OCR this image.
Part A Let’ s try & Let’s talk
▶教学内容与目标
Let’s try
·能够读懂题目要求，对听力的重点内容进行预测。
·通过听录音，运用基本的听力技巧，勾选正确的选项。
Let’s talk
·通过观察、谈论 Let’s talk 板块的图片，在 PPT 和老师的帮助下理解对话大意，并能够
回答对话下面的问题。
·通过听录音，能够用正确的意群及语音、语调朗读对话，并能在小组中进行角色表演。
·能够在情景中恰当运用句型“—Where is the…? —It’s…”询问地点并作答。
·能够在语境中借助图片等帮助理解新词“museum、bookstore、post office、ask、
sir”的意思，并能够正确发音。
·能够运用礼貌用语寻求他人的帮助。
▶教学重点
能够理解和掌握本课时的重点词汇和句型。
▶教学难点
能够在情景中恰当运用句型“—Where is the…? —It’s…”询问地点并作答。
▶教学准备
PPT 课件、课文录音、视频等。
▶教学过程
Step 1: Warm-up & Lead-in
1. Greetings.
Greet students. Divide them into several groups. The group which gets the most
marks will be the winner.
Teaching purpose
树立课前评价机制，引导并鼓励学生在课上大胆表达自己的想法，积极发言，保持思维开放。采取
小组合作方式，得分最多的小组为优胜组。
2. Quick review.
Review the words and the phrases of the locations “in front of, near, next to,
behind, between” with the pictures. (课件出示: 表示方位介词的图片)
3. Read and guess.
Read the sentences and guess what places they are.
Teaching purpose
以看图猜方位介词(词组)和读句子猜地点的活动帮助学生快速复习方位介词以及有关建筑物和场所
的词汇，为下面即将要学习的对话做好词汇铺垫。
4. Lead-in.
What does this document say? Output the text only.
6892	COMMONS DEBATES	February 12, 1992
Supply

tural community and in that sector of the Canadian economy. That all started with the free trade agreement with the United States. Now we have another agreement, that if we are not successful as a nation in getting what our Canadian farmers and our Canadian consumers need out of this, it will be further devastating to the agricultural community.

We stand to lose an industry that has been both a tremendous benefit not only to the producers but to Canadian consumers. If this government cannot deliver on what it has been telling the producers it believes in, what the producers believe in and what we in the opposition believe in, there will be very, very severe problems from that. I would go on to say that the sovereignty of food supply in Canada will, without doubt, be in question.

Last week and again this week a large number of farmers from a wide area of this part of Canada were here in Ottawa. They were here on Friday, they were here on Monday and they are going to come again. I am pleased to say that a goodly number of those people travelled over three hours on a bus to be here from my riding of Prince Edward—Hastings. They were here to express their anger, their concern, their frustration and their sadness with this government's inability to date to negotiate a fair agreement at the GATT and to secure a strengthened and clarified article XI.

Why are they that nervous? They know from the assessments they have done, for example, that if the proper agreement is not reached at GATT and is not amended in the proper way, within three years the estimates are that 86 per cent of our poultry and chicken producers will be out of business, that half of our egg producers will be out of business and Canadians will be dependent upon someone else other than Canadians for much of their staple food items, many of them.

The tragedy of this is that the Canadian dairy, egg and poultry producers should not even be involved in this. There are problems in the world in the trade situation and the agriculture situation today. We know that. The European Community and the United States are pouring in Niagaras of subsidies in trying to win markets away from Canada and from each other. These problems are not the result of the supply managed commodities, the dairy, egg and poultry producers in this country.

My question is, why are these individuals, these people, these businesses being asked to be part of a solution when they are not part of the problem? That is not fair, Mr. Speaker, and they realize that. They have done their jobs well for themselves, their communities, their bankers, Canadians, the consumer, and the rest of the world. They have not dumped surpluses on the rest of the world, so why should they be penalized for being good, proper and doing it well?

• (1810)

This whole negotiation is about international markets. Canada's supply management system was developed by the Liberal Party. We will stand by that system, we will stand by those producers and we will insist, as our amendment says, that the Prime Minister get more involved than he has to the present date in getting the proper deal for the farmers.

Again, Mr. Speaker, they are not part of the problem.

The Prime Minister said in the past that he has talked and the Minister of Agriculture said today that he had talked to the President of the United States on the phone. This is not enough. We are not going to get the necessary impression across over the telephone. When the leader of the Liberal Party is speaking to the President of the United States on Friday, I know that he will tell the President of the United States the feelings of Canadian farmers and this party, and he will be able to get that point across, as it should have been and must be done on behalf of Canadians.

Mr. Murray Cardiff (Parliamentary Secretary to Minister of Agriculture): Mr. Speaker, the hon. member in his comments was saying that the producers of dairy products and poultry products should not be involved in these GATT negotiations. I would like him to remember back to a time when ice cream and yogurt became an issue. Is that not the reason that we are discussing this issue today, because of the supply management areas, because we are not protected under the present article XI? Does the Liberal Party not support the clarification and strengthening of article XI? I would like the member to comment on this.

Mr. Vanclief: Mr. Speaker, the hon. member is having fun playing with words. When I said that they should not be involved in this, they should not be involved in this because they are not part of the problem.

★ ★ ★

Give every line of the material that includes the string "getting".

tural community and in that sector of the Canadian economy. That all started with the free trade agreement with the United States. Now we have another agreement, that if we are not successful as a nation in getting what our Canadian farmers and our Canadian consumers need out of this, it will be further devastating to the agricultural community.
This whole negotiation is about international markets. Canada's supply management system was developed by the Liberal Party. We will stand by that system, we will stand by those producers and we will insist, as our amendment says, that the Prime Minister get more involved than he has to the present date in getting the proper deal for the farmers.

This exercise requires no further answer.